> [AIM OF THE TASK] Copy out, from the entries below, each line holding the string "velocity".

** begin RECORDS FOR THIS EXERCISE **

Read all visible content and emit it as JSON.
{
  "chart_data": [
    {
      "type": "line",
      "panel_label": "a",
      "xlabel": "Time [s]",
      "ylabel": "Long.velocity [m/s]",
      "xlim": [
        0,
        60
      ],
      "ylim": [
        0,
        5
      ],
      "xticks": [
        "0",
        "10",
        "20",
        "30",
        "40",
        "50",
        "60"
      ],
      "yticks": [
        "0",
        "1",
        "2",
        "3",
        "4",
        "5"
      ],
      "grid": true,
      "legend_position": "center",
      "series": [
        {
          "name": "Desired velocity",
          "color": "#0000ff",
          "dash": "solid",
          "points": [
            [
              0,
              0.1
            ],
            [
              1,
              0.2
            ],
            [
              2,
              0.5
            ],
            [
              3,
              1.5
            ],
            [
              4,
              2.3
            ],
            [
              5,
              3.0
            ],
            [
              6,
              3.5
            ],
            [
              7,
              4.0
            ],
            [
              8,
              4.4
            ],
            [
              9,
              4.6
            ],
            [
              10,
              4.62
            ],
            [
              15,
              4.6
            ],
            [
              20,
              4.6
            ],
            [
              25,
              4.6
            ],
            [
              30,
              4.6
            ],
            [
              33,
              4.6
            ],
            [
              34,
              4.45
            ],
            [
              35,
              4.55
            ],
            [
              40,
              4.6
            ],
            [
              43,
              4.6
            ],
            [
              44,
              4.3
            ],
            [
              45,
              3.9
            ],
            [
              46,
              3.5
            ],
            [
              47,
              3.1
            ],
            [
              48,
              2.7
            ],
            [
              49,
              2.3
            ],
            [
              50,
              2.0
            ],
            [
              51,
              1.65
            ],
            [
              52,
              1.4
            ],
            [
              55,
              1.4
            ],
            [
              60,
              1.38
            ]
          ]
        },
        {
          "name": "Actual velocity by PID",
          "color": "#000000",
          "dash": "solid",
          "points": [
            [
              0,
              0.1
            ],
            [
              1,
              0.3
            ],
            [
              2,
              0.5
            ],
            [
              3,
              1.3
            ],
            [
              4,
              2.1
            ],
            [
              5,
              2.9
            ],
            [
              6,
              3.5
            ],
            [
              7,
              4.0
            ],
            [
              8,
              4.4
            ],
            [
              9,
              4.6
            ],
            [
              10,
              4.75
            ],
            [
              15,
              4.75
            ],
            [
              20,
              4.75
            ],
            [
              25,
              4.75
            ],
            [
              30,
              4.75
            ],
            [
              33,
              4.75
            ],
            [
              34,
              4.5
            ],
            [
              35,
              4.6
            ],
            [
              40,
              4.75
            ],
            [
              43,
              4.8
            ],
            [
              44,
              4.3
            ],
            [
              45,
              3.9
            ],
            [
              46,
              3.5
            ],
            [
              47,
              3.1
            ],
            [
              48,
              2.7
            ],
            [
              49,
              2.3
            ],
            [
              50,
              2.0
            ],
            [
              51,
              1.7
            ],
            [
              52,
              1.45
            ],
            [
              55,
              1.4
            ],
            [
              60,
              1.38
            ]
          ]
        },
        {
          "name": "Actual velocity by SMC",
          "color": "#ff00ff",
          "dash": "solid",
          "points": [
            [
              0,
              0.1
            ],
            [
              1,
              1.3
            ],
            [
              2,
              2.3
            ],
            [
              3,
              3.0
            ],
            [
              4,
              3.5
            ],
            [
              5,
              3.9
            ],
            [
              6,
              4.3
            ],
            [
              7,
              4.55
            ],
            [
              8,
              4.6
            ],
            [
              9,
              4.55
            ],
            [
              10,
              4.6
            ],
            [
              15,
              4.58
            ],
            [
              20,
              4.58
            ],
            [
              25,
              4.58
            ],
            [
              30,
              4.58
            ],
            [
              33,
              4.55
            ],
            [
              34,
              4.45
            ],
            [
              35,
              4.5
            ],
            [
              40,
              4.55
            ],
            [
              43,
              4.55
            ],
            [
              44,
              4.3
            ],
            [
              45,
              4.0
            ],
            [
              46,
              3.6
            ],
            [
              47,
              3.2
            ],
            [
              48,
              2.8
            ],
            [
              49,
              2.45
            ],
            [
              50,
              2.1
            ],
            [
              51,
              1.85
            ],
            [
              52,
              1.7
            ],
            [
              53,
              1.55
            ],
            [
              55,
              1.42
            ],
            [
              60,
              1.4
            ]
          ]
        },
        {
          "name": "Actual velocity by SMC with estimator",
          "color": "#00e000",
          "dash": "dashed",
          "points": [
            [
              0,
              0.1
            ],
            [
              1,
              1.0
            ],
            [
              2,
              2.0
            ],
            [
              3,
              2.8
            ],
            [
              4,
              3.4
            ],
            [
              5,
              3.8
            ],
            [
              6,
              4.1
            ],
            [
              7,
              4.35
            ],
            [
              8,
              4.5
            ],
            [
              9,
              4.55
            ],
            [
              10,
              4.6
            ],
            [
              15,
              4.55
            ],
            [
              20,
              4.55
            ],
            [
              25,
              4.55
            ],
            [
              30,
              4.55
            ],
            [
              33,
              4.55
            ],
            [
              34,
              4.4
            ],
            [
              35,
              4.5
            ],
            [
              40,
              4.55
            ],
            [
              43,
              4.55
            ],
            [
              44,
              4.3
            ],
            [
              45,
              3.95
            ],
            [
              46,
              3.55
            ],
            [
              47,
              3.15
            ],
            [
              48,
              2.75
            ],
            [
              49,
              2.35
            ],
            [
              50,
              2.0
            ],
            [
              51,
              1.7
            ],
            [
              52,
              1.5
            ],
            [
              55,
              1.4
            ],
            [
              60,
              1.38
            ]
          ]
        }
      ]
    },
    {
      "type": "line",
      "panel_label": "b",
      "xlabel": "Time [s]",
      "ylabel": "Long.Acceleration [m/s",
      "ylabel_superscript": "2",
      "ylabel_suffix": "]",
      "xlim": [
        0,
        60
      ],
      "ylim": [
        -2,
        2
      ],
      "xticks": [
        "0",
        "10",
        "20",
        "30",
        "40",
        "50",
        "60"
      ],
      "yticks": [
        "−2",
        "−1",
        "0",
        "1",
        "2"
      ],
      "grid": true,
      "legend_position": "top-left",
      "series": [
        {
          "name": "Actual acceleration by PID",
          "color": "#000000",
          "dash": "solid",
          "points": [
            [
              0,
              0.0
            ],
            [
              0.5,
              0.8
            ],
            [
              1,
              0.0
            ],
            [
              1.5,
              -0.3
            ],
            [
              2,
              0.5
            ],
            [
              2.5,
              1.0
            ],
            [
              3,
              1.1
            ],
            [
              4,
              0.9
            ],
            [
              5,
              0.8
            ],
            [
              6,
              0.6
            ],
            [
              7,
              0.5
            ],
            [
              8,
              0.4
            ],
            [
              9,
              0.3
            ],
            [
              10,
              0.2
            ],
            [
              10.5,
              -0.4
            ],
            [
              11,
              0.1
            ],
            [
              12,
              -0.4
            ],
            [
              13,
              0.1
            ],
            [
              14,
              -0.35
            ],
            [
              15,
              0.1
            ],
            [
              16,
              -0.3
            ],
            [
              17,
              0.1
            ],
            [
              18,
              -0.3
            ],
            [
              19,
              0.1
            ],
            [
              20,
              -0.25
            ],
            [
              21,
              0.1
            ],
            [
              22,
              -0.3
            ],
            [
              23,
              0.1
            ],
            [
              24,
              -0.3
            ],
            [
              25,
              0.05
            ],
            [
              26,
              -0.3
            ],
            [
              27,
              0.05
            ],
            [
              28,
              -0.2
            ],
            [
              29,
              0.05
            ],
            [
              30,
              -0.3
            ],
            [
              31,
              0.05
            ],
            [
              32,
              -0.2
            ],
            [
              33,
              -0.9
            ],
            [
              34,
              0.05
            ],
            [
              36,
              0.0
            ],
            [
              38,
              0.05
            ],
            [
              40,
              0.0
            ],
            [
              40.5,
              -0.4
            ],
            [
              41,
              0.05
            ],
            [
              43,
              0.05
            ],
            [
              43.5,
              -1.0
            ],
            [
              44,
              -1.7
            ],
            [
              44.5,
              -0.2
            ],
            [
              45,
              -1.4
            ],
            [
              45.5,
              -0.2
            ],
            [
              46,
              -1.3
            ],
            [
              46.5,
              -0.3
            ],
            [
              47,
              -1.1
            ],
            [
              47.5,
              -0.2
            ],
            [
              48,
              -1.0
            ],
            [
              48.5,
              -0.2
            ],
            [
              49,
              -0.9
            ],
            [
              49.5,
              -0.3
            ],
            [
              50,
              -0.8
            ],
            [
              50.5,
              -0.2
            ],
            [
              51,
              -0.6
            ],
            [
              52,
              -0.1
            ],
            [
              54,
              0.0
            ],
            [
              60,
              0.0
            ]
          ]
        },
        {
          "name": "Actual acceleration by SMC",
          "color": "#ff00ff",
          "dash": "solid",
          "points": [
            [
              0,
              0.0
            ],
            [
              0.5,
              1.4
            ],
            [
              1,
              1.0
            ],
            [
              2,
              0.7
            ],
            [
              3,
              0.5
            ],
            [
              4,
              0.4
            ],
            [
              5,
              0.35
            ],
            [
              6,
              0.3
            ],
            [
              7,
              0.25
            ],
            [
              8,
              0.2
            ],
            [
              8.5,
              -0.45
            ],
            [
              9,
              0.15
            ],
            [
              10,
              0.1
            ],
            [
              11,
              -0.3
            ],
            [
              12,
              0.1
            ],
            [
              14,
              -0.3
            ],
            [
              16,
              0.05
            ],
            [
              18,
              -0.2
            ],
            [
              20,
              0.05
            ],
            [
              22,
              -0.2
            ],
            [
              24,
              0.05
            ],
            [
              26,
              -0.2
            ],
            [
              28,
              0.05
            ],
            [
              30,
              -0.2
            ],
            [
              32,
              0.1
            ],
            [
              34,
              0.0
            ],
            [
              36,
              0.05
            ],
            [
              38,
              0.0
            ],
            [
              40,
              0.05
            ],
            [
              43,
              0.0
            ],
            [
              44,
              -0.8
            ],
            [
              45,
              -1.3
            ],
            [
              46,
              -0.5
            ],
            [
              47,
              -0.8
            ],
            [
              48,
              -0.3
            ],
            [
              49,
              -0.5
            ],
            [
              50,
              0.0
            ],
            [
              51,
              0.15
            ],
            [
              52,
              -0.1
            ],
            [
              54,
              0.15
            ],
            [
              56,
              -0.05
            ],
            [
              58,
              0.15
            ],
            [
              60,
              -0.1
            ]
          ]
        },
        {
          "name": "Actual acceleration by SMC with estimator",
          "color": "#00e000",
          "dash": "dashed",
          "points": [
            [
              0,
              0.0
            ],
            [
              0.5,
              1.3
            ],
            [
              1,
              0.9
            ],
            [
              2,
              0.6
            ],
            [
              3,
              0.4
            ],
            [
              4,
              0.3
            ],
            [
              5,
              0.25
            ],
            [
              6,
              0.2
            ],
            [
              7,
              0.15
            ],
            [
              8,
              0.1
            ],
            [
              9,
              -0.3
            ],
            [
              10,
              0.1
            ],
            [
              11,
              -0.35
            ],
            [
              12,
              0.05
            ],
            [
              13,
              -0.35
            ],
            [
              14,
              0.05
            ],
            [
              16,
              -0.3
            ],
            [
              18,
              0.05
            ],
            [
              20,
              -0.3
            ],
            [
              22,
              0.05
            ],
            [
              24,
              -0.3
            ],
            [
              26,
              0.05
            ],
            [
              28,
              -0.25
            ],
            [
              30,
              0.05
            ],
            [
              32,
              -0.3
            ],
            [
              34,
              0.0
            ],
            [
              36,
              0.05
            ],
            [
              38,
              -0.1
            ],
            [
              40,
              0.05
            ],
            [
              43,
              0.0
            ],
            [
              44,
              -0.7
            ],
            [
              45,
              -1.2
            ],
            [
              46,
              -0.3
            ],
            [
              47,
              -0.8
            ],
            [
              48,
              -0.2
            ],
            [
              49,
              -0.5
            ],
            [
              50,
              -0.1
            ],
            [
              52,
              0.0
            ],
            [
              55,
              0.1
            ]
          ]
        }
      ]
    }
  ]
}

** end RECORDS FOR THIS EXERCISE **

> [ANSWER TO THE PROBLEM]
      "ylabel": "Long.velocity [m/s]",
          "name": "Desired velocity",
          "name": "Actual velocity by PID",
          "name": "Actual velocity by SMC",
          "name": "Actual velocity by SMC with estimator",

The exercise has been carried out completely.